Skip the pictures and quote all of the lines exactly.

....

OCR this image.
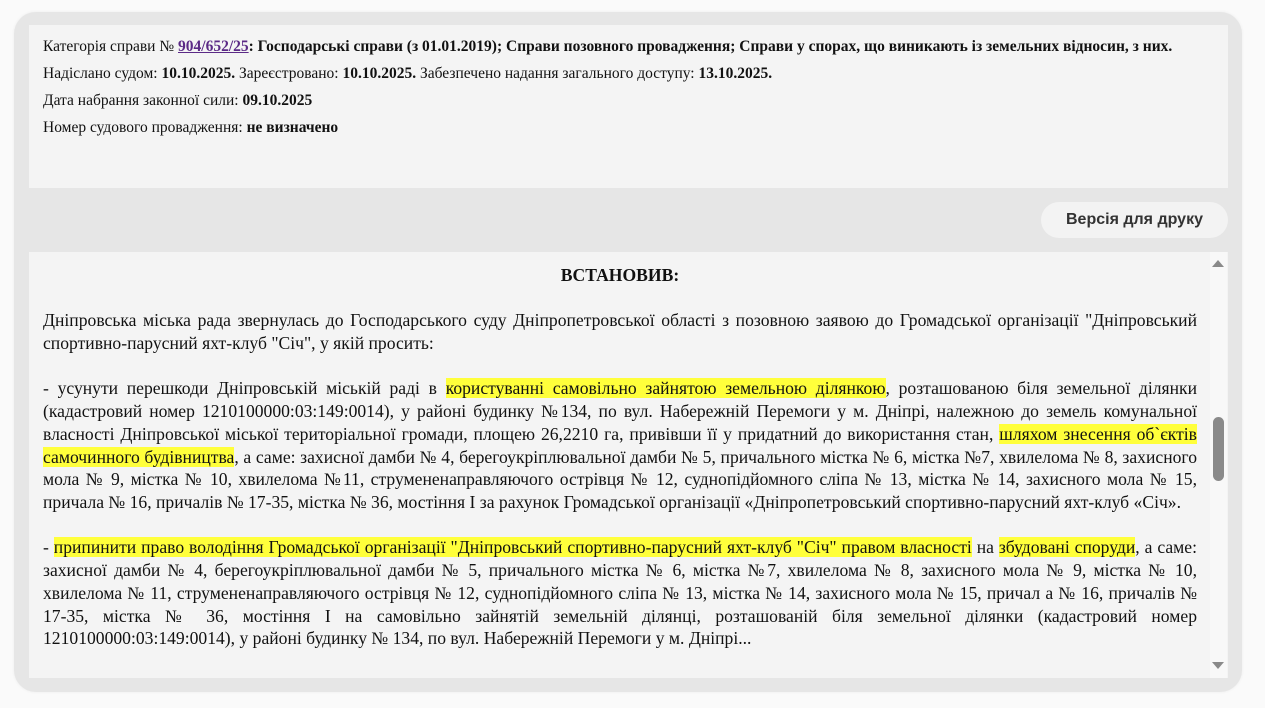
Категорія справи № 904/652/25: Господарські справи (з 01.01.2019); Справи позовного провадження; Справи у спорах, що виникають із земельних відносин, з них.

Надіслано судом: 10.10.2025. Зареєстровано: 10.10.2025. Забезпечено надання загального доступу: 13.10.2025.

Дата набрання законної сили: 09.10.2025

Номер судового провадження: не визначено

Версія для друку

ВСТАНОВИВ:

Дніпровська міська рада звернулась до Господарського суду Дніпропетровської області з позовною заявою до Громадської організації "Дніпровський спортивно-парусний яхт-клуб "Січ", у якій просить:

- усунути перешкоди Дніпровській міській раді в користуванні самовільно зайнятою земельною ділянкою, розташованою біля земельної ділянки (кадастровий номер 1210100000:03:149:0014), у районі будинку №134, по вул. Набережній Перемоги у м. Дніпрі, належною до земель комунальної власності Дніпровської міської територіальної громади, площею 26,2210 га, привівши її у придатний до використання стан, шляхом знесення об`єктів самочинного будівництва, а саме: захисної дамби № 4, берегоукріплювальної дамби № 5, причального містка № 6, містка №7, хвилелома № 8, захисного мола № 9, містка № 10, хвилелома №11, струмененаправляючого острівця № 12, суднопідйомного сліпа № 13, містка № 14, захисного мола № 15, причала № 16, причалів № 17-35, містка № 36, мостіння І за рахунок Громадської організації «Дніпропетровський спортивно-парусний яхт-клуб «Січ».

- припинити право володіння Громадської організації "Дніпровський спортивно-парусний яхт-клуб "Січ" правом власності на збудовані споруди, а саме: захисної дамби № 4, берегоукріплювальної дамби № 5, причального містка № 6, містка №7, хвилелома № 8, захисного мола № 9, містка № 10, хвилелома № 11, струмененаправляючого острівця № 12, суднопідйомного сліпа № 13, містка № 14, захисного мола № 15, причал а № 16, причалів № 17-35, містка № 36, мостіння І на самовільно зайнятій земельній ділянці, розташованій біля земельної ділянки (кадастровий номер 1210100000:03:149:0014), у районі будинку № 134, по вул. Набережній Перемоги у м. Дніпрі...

....

[TASK RESPONSE]
OCR this image.
Категорія справи № 904/652/25: Господарські справи (з 01.01.2019); Справи позовного провадження; Справи у спорах, що виникають із земельних відносин, з них.

Надіслано судом: 10.10.2025. Зареєстровано: 10.10.2025. Забезпечено надання загального доступу: 13.10.2025.

Дата набрання законної сили: 09.10.2025

Номер судового провадження: не визначено

Версія для друку

ВСТАНОВИВ:

Дніпровська міська рада звернулась до Господарського суду Дніпропетровської області з позовною заявою до Громадської організації "Дніпровський спортивно-парусний яхт-клуб "Січ", у якій просить:

- усунути перешкоди Дніпровській міській раді в користуванні самовільно зайнятою земельною ділянкою, розташованою біля земельної ділянки (кадастровий номер 1210100000:03:149:0014), у районі будинку №134, по вул. Набережній Перемоги у м. Дніпрі, належною до земель комунальної власності Дніпровської міської територіальної громади, площею 26,2210 га, привівши її у придатний до використання стан, шляхом знесення об`єктів самочинного будівництва, а саме: захисної дамби № 4, берегоукріплювальної дамби № 5, причального містка № 6, містка №7, хвилелома № 8, захисного мола № 9, містка № 10, хвилелома №11, струмененаправляючого острівця № 12, суднопідйомного сліпа № 13, містка № 14, захисного мола № 15, причала № 16, причалів № 17-35, містка № 36, мостіння І за рахунок Громадської організації «Дніпропетровський спортивно-парусний яхт-клуб «Січ».

- припинити право володіння Громадської організації "Дніпровський спортивно-парусний яхт-клуб "Січ" правом власності на збудовані споруди, а саме: захисної дамби № 4, берегоукріплювальної дамби № 5, причального містка № 6, містка №7, хвилелома № 8, захисного мола № 9, містка № 10, хвилелома № 11, струмененаправляючого острівця № 12, суднопідйомного сліпа № 13, містка № 14, захисного мола № 15, причал а № 16, причалів № 17-35, містка № 36, мостіння І на самовільно зайнятій земельній ділянці, розташованій біля земельної ділянки (кадастровий номер 1210100000:03:149:0014), у районі будинку № 134, по вул. Набережній Перемоги у м. Дніпрі...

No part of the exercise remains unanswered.